**Short problem**
All of the lines below are to be transcribed faithfully, with pictures excluded from the copy.

**Input records**
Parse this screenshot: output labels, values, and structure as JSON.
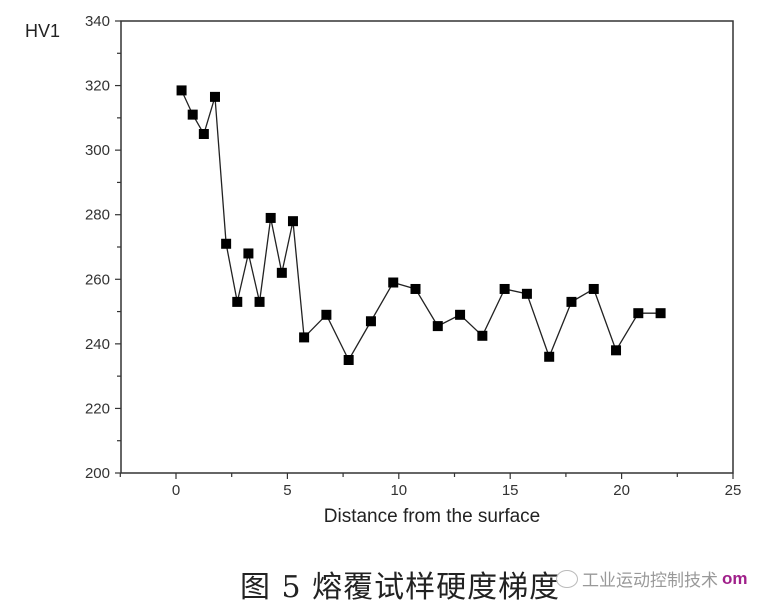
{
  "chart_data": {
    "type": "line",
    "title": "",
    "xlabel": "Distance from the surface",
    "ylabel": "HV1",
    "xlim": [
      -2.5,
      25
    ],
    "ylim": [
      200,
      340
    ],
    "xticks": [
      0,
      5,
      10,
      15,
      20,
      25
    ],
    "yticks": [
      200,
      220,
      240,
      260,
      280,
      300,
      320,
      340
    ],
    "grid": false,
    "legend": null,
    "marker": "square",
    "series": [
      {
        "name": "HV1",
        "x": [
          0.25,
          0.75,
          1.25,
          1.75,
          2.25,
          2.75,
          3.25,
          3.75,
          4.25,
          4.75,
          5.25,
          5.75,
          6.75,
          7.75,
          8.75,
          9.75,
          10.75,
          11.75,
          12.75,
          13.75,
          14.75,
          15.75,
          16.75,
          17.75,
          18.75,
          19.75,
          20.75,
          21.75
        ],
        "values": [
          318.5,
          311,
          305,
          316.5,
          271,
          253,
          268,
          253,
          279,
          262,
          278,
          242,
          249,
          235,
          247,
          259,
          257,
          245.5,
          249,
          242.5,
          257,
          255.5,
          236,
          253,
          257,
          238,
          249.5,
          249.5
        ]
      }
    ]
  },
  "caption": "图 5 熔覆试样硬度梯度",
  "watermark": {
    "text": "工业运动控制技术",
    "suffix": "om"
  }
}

**Response**
Parse this screenshot: output labels, values, and structure as JSON.
{
  "chart_data": {
    "type": "line",
    "title": "",
    "xlabel": "Distance from the surface",
    "ylabel": "HV1",
    "xlim": [
      -2.5,
      25
    ],
    "ylim": [
      200,
      340
    ],
    "xticks": [
      0,
      5,
      10,
      15,
      20,
      25
    ],
    "yticks": [
      200,
      220,
      240,
      260,
      280,
      300,
      320,
      340
    ],
    "grid": false,
    "legend": null,
    "marker": "square",
    "series": [
      {
        "name": "HV1",
        "x": [
          0.25,
          0.75,
          1.25,
          1.75,
          2.25,
          2.75,
          3.25,
          3.75,
          4.25,
          4.75,
          5.25,
          5.75,
          6.75,
          7.75,
          8.75,
          9.75,
          10.75,
          11.75,
          12.75,
          13.75,
          14.75,
          15.75,
          16.75,
          17.75,
          18.75,
          19.75,
          20.75,
          21.75
        ],
        "values": [
          318.5,
          311,
          305,
          316.5,
          271,
          253,
          268,
          253,
          279,
          262,
          278,
          242,
          249,
          235,
          247,
          259,
          257,
          245.5,
          249,
          242.5,
          257,
          255.5,
          236,
          253,
          257,
          238,
          249.5,
          249.5
        ]
      }
    ]
  },
  "caption": "图 5 熔覆试样硬度梯度",
  "watermark": {
    "text": "工业运动控制技术",
    "suffix": "om"
  }
}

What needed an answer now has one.